_WRITTEN INSTRUCTION_
In the aquarium stand thread, how much access space for the filters will the rebuilt stand have?

_TEXT EXTRACT_
________________________
# homeade aquarium stand



## nitrofish (Jan 14, 2003)

I guess It helps to measure correctly







I never took into consideration the extra hight needed for accessing the filters, the filters are so crammed I wouldn't be able to open thier covers to change filter cartriges.

well its not to hard to fix, I just need to make bigger legs, the center section will be re-used. this time I will have 7" access space instead of 2"

off to home depo I go.


----------



## nitrofish (Jan 14, 2003)

the stand


----------



## nitrofish (Jan 14, 2003)

another


----------



## khuzhong (Apr 11, 2003)

lookin good. but you're right.. not enough room to change the filters.. .looks good though!


----------



## JesseD (Mar 26, 2003)

it looks good though....just a small problem to fix.


----------



## Winkyee (Feb 17, 2003)

I find it really helpfull to start with chart paper and draw your stand and hood out .
It's easy to see problems like filter clearances and stuff.I'll spend a couple days screwing around with it on paper before starting construction and you can figure out your shopping list to the last peice of wood before you even go to home depot.
pete


----------



## ttldnial (May 14, 2003)

Looking good. What are ya putting in those breeder tanks?

-ttldnial


----------



## STIFFY (Jul 9, 2003)

other than that they look really good.


----------



## nitrofish (Jan 14, 2003)

ttldnial said:


> Looking good. What are ya putting in those breeder tanks?
> 
> -ttldnial


 its going to be home for an elongautas, a xingu rhom and a gold spilo. I will eventually get 3 more tanks for the bottom shelf.


----------



## bobme (Feb 17, 2003)

other then that, good job?


----------



## nitrofish (Jan 14, 2003)

winkyee said:


> I find it really helpfull to start with chart paper and draw your stand and hood out .
________________________
_INFORMATION SHOWN_

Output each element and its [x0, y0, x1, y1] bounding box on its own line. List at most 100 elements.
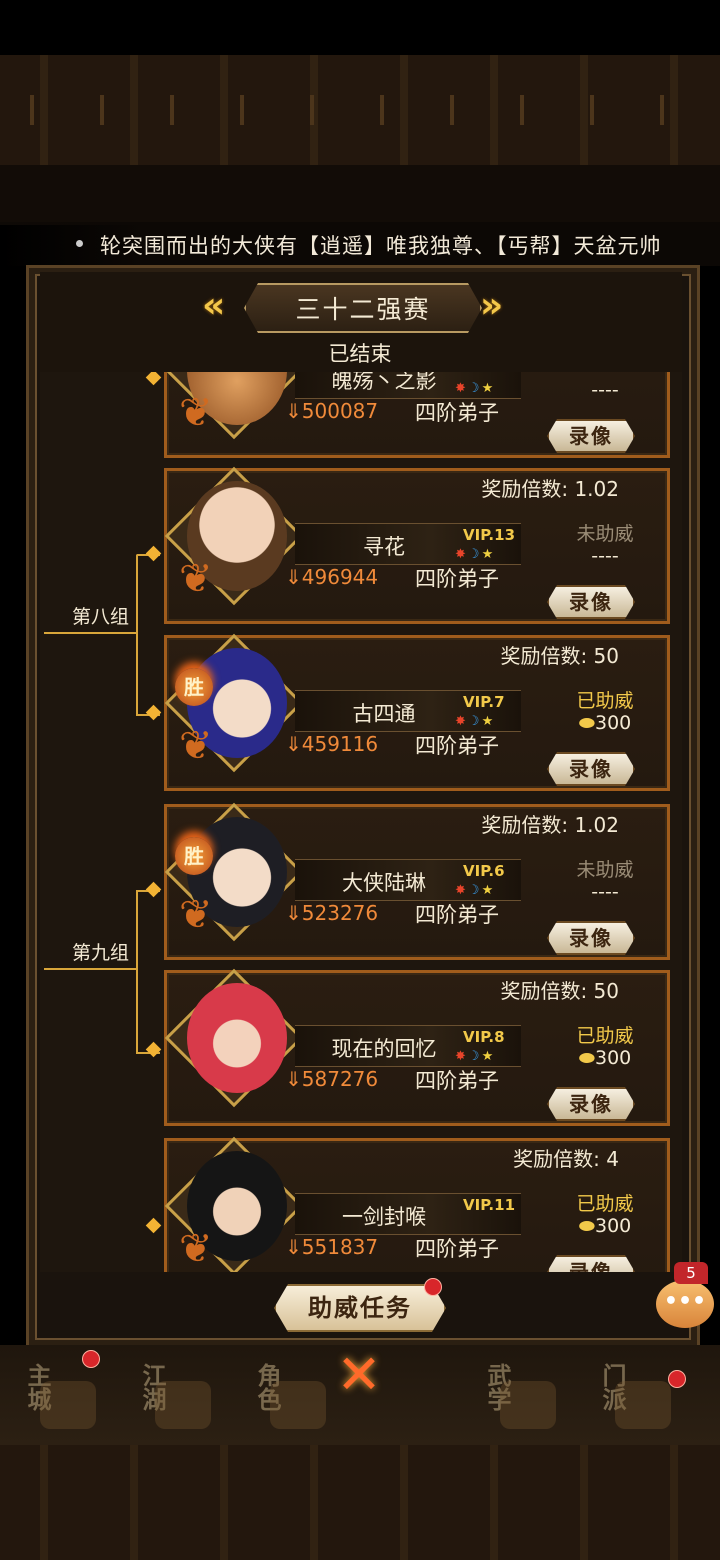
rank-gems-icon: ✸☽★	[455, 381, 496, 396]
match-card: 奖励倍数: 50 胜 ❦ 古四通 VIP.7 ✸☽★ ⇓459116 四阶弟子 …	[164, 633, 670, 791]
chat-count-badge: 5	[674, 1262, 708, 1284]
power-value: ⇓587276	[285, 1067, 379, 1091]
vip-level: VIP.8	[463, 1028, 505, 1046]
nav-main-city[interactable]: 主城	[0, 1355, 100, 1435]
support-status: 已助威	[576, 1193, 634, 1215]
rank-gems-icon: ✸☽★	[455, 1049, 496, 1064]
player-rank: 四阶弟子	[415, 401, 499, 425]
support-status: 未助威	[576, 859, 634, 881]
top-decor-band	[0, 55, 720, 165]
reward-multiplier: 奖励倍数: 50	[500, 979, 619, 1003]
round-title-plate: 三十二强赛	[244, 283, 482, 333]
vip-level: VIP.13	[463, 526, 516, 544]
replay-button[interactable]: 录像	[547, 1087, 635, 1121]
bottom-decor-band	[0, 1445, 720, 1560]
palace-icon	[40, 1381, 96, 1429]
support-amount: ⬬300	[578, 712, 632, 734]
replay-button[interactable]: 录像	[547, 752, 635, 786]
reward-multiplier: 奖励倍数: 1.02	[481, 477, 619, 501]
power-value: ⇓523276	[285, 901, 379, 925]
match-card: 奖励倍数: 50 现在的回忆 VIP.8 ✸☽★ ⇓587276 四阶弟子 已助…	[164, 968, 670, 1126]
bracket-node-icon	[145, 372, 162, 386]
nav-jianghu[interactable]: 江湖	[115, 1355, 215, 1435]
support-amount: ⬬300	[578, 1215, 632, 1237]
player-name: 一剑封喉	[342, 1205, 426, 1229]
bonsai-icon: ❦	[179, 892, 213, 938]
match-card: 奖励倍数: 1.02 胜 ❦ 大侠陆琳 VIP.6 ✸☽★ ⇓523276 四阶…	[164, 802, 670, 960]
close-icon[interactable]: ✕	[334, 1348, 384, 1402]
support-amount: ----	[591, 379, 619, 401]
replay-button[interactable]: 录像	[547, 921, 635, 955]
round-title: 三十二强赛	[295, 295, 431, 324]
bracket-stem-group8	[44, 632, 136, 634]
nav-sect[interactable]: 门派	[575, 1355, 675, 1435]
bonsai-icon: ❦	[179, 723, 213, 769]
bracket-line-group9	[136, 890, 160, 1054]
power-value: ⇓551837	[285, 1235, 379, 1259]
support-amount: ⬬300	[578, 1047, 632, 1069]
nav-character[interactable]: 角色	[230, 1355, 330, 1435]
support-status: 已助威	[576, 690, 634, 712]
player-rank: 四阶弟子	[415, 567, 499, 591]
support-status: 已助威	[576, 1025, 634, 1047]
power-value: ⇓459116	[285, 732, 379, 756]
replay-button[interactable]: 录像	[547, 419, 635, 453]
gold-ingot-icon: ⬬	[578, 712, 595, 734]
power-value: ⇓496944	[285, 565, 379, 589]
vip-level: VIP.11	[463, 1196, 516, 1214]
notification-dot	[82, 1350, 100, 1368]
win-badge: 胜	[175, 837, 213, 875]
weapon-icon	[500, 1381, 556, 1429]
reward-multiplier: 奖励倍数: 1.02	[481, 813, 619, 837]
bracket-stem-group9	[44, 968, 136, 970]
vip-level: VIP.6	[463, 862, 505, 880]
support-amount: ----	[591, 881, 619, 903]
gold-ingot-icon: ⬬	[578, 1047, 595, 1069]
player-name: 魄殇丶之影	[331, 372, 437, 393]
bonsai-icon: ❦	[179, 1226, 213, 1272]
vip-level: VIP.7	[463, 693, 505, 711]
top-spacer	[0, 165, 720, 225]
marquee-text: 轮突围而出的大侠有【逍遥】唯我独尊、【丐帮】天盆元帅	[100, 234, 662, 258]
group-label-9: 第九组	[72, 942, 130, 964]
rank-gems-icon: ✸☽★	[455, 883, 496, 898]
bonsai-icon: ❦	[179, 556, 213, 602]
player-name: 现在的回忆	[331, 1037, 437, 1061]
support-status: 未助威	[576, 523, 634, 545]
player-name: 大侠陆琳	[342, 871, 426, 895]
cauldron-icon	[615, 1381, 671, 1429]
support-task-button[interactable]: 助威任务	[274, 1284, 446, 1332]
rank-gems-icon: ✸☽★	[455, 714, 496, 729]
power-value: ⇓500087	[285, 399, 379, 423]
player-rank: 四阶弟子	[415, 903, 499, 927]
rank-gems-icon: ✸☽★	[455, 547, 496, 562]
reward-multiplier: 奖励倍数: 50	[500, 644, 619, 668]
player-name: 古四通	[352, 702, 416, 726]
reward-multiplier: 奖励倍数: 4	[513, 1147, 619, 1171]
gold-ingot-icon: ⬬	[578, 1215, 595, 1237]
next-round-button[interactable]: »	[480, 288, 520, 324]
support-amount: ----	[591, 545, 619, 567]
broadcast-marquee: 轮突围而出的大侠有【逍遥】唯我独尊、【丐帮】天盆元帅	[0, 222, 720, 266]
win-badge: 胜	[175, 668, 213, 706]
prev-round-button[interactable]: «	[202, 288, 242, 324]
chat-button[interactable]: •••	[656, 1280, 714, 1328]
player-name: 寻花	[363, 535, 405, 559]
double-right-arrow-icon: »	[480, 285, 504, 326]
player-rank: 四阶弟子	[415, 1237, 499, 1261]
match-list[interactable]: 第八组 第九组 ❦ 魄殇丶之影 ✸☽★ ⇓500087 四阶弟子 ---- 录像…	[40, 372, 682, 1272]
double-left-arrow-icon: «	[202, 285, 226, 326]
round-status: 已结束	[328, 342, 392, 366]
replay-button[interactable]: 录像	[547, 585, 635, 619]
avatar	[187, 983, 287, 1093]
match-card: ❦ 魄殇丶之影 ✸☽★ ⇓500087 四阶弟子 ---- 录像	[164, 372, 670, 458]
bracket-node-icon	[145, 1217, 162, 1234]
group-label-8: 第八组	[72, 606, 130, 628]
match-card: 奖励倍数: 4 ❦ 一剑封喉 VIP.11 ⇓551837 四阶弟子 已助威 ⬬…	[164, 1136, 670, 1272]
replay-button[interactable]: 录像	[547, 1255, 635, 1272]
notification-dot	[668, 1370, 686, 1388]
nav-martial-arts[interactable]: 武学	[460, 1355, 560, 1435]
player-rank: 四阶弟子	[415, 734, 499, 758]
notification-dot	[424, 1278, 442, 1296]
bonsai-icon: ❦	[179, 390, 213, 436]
________________________
_SOLUTION FOR THIS EXERCISE_
The rebuilt stand will have 7 inches of access space instead of 2.